__What to do__: Leaving out the pictures, transcribe all of the records faithfully.

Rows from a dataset
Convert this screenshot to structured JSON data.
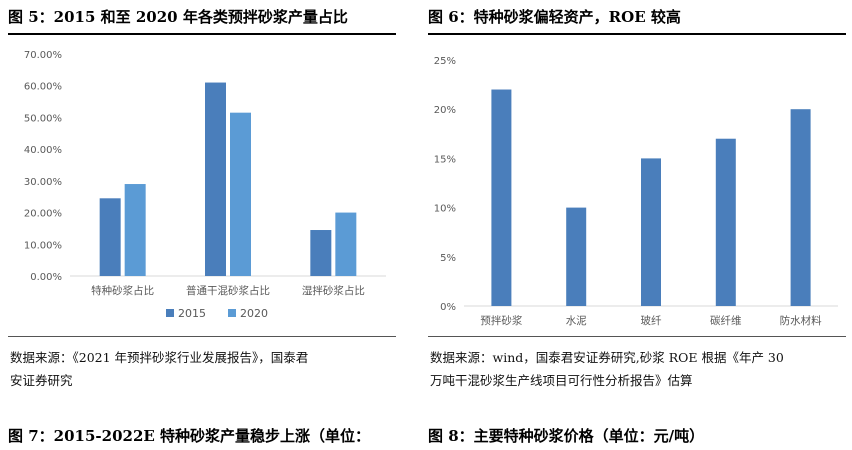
{
  "fig5": {
    "title": "图 5：2015 和至 2020 年各类预拌砂浆产量占比",
    "source_line1": "数据来源：《2021 年预拌砂浆行业发展报告》，国泰君",
    "source_line2": "安证券研究"
  },
  "fig6": {
    "title": "图 6：特种砂浆偏轻资产，ROE 较高",
    "source_line1": "数据来源：wind，国泰君安证券研究,砂浆 ROE 根据《年产 30",
    "source_line2": "万吨干混砂浆生产线项目可行性分析报告》估算"
  },
  "fig7": {
    "title": "图 7：2015-2022E 特种砂浆产量稳步上涨（单位："
  },
  "fig8": {
    "title": "图 8：主要特种砂浆价格（单位：元/吨）"
  },
  "colors": {
    "series_2015": "#4a7ebb",
    "series_2020": "#5b9bd5",
    "bar": "#4a7ebb",
    "axis_text": "#595959",
    "grid": "#d9d9d9"
  },
  "chart_data": [
    {
      "type": "bar",
      "categories": [
        "特种砂浆占比",
        "普通干混砂浆占比",
        "湿拌砂浆占比"
      ],
      "series": [
        {
          "name": "2015",
          "values": [
            24.5,
            61,
            14.5
          ]
        },
        {
          "name": "2020",
          "values": [
            29,
            51.5,
            20
          ]
        }
      ],
      "yticks": [
        "0.00%",
        "10.00%",
        "20.00%",
        "30.00%",
        "40.00%",
        "50.00%",
        "60.00%",
        "70.00%"
      ],
      "ylim": [
        0,
        70
      ],
      "grid": false,
      "legend": "bottom"
    },
    {
      "type": "bar",
      "categories": [
        "预拌砂浆",
        "水泥",
        "玻纤",
        "碳纤维",
        "防水材料"
      ],
      "values": [
        22,
        10,
        15,
        17,
        20
      ],
      "yticks": [
        "0%",
        "5%",
        "10%",
        "15%",
        "20%",
        "25%"
      ],
      "ylim": [
        0,
        25
      ],
      "grid": false,
      "legend": "none"
    }
  ]
}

__Response below__:
Convert this screenshot to structured JSON data.
{
  "fig5": {
    "title": "图 5：2015 和至 2020 年各类预拌砂浆产量占比",
    "source_line1": "数据来源：《2021 年预拌砂浆行业发展报告》，国泰君",
    "source_line2": "安证券研究"
  },
  "fig6": {
    "title": "图 6：特种砂浆偏轻资产，ROE 较高",
    "source_line1": "数据来源：wind，国泰君安证券研究,砂浆 ROE 根据《年产 30",
    "source_line2": "万吨干混砂浆生产线项目可行性分析报告》估算"
  },
  "fig7": {
    "title": "图 7：2015-2022E 特种砂浆产量稳步上涨（单位："
  },
  "fig8": {
    "title": "图 8：主要特种砂浆价格（单位：元/吨）"
  },
  "colors": {
    "series_2015": "#4a7ebb",
    "series_2020": "#5b9bd5",
    "bar": "#4a7ebb",
    "axis_text": "#595959",
    "grid": "#d9d9d9"
  },
  "chart_data": [
    {
      "type": "bar",
      "categories": [
        "特种砂浆占比",
        "普通干混砂浆占比",
        "湿拌砂浆占比"
      ],
      "series": [
        {
          "name": "2015",
          "values": [
            24.5,
            61,
            14.5
          ]
        },
        {
          "name": "2020",
          "values": [
            29,
            51.5,
            20
          ]
        }
      ],
      "yticks": [
        "0.00%",
        "10.00%",
        "20.00%",
        "30.00%",
        "40.00%",
        "50.00%",
        "60.00%",
        "70.00%"
      ],
      "ylim": [
        0,
        70
      ],
      "grid": false,
      "legend": "bottom"
    },
    {
      "type": "bar",
      "categories": [
        "预拌砂浆",
        "水泥",
        "玻纤",
        "碳纤维",
        "防水材料"
      ],
      "values": [
        22,
        10,
        15,
        17,
        20
      ],
      "yticks": [
        "0%",
        "5%",
        "10%",
        "15%",
        "20%",
        "25%"
      ],
      "ylim": [
        0,
        25
      ],
      "grid": false,
      "legend": "none"
    }
  ]
}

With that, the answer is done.